• _Extracted data entries_

# # # #

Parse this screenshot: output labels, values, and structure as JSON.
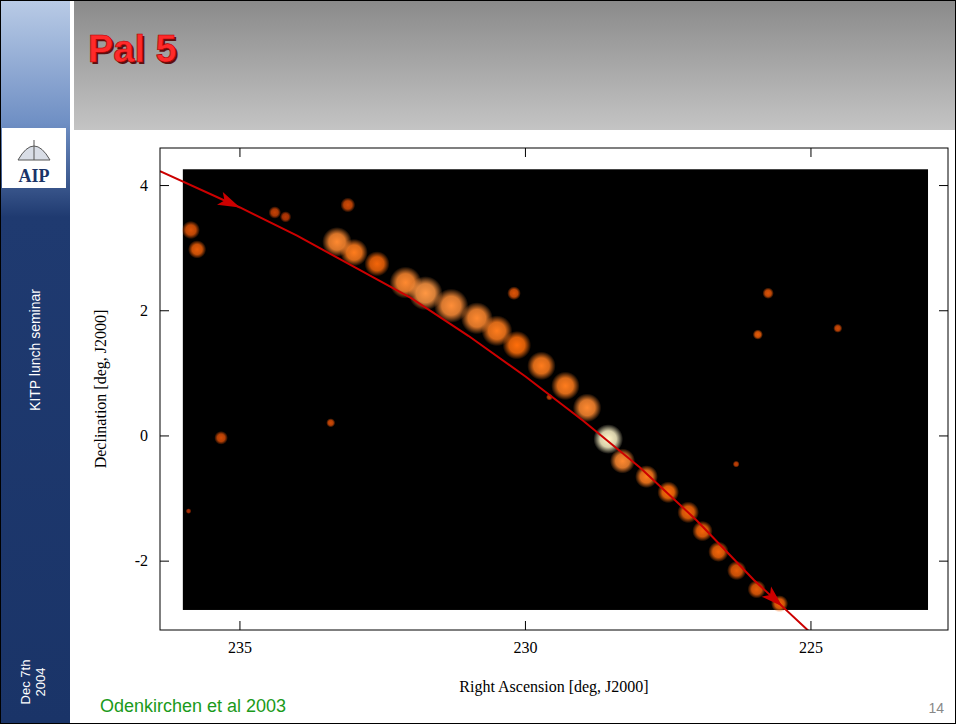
{
  "chart_data": {
    "type": "density_map",
    "title": "Pal 5",
    "x_label": "Right Ascension [deg, J2000]",
    "y_label": "Declination [deg, J2000]",
    "xlim": [
      236.4,
      222.6
    ],
    "ylim": [
      -3.1,
      4.6
    ],
    "xticks": [
      235,
      230,
      225
    ],
    "yticks": [
      -2,
      0,
      2,
      4
    ],
    "field": {
      "x": [
        236.0,
        222.95
      ],
      "y": [
        -2.78,
        4.26
      ]
    },
    "orbit": {
      "color": "#cc0000",
      "line_style": "solid",
      "x": [
        236.4,
        235.0,
        234.0,
        233.0,
        232.0,
        231.0,
        230.0,
        229.0,
        228.0,
        227.0,
        226.0,
        225.0
      ],
      "y": [
        4.23,
        3.65,
        3.2,
        2.7,
        2.2,
        1.6,
        0.95,
        0.25,
        -0.5,
        -1.35,
        -2.3,
        -3.15
      ]
    },
    "density": {
      "x": [
        235.86,
        235.75,
        234.39,
        234.2,
        233.11,
        233.3,
        233.0,
        232.6,
        232.1,
        231.75,
        231.3,
        230.85,
        230.5,
        230.15,
        229.72,
        229.3,
        228.92,
        228.55,
        228.3,
        227.88,
        227.5,
        227.15,
        226.9,
        226.62,
        226.3,
        225.95,
        225.55,
        230.2,
        225.75,
        225.93,
        224.53,
        235.33,
        233.41,
        229.58,
        226.31,
        235.9
      ],
      "y": [
        3.29,
        2.98,
        3.57,
        3.5,
        3.69,
        3.1,
        2.93,
        2.75,
        2.45,
        2.28,
        2.08,
        1.88,
        1.68,
        1.45,
        1.12,
        0.8,
        0.45,
        -0.05,
        -0.4,
        -0.65,
        -0.9,
        -1.22,
        -1.52,
        -1.85,
        -2.15,
        -2.45,
        -2.68,
        2.28,
        2.28,
        1.62,
        1.72,
        -0.03,
        0.21,
        0.62,
        -0.45,
        -1.2
      ],
      "size": [
        0.16,
        0.16,
        0.11,
        0.1,
        0.13,
        0.26,
        0.24,
        0.22,
        0.28,
        0.3,
        0.3,
        0.28,
        0.27,
        0.25,
        0.25,
        0.25,
        0.25,
        0.26,
        0.22,
        0.2,
        0.19,
        0.19,
        0.18,
        0.18,
        0.17,
        0.16,
        0.15,
        0.12,
        0.1,
        0.09,
        0.08,
        0.12,
        0.08,
        0.06,
        0.06,
        0.05
      ],
      "values": [
        0.35,
        0.4,
        0.25,
        0.2,
        0.3,
        0.6,
        0.55,
        0.45,
        0.6,
        0.65,
        0.62,
        0.6,
        0.55,
        0.5,
        0.55,
        0.55,
        0.6,
        1.0,
        0.6,
        0.55,
        0.5,
        0.45,
        0.45,
        0.45,
        0.4,
        0.4,
        0.45,
        0.35,
        0.35,
        0.4,
        0.3,
        0.3,
        0.3,
        0.25,
        0.25,
        0.15
      ]
    }
  },
  "slide": {
    "institute": "AIP",
    "event": "KITP lunch seminar",
    "date": [
      "Dec 7th",
      "2004"
    ],
    "credit": "Odenkirchen et al 2003",
    "page": "14"
  }
}
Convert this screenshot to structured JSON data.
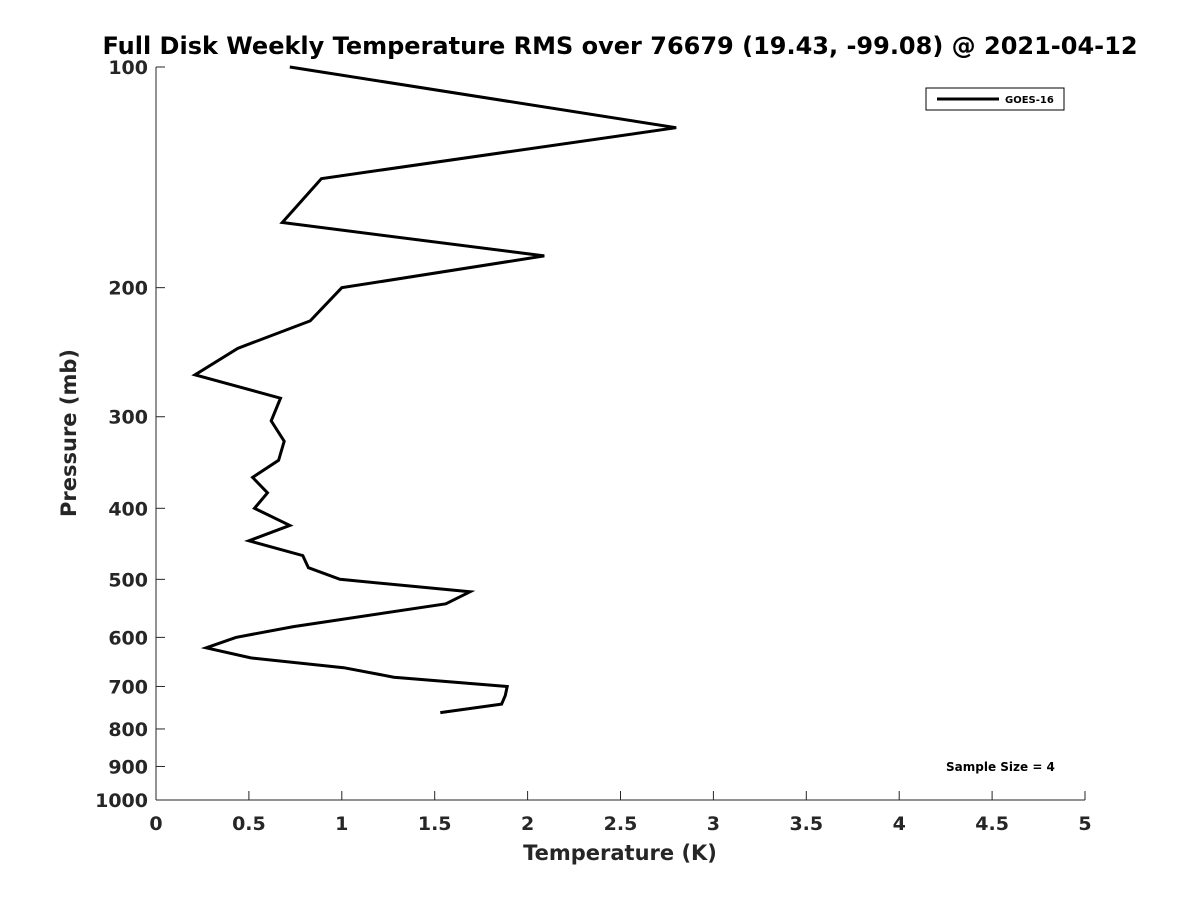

# # # #

• _WHAT IS NEEDED_
Transcribe the records above exactly, omitting every picture they contain.

• _EXERCISE ANSWER_
Parse this screenshot: output labels, values, and structure as JSON.
{
  "chart_data": {
    "type": "density_map",
    "title": "Pal 5",
    "x_label": "Right Ascension [deg, J2000]",
    "y_label": "Declination [deg, J2000]",
    "xlim": [
      236.4,
      222.6
    ],
    "ylim": [
      -3.1,
      4.6
    ],
    "xticks": [
      235,
      230,
      225
    ],
    "yticks": [
      -2,
      0,
      2,
      4
    ],
    "field": {
      "x": [
        236.0,
        222.95
      ],
      "y": [
        -2.78,
        4.26
      ]
    },
    "orbit": {
      "color": "#cc0000",
      "line_style": "solid",
      "x": [
        236.4,
        235.0,
        234.0,
        233.0,
        232.0,
        231.0,
        230.0,
        229.0,
        228.0,
        227.0,
        226.0,
        225.0
      ],
      "y": [
        4.23,
        3.65,
        3.2,
        2.7,
        2.2,
        1.6,
        0.95,
        0.25,
        -0.5,
        -1.35,
        -2.3,
        -3.15
      ]
    },
    "density": {
      "x": [
        235.86,
        235.75,
        234.39,
        234.2,
        233.11,
        233.3,
        233.0,
        232.6,
        232.1,
        231.75,
        231.3,
        230.85,
        230.5,
        230.15,
        229.72,
        229.3,
        228.92,
        228.55,
        228.3,
        227.88,
        227.5,
        227.15,
        226.9,
        226.62,
        226.3,
        225.95,
        225.55,
        230.2,
        225.75,
        225.93,
        224.53,
        235.33,
        233.41,
        229.58,
        226.31,
        235.9
      ],
      "y": [
        3.29,
        2.98,
        3.57,
        3.5,
        3.69,
        3.1,
        2.93,
        2.75,
        2.45,
        2.28,
        2.08,
        1.88,
        1.68,
        1.45,
        1.12,
        0.8,
        0.45,
        -0.05,
        -0.4,
        -0.65,
        -0.9,
        -1.22,
        -1.52,
        -1.85,
        -2.15,
        -2.45,
        -2.68,
        2.28,
        2.28,
        1.62,
        1.72,
        -0.03,
        0.21,
        0.62,
        -0.45,
        -1.2
      ],
      "size": [
        0.16,
        0.16,
        0.11,
        0.1,
        0.13,
        0.26,
        0.24,
        0.22,
        0.28,
        0.3,
        0.3,
        0.28,
        0.27,
        0.25,
        0.25,
        0.25,
        0.25,
        0.26,
        0.22,
        0.2,
        0.19,
        0.19,
        0.18,
        0.18,
        0.17,
        0.16,
        0.15,
        0.12,
        0.1,
        0.09,
        0.08,
        0.12,
        0.08,
        0.06,
        0.06,
        0.05
      ],
      "values": [
        0.35,
        0.4,
        0.25,
        0.2,
        0.3,
        0.6,
        0.55,
        0.45,
        0.6,
        0.65,
        0.62,
        0.6,
        0.55,
        0.5,
        0.55,
        0.55,
        0.6,
        1.0,
        0.6,
        0.55,
        0.5,
        0.45,
        0.45,
        0.45,
        0.4,
        0.4,
        0.45,
        0.35,
        0.35,
        0.4,
        0.3,
        0.3,
        0.3,
        0.25,
        0.25,
        0.15
      ]
    }
  },
  "slide": {
    "institute": "AIP",
    "event": "KITP lunch seminar",
    "date": [
      "Dec 7th",
      "2004"
    ],
    "credit": "Odenkirchen et al 2003",
    "page": "14"
  }
}
Convert this screenshot to structured JSON data.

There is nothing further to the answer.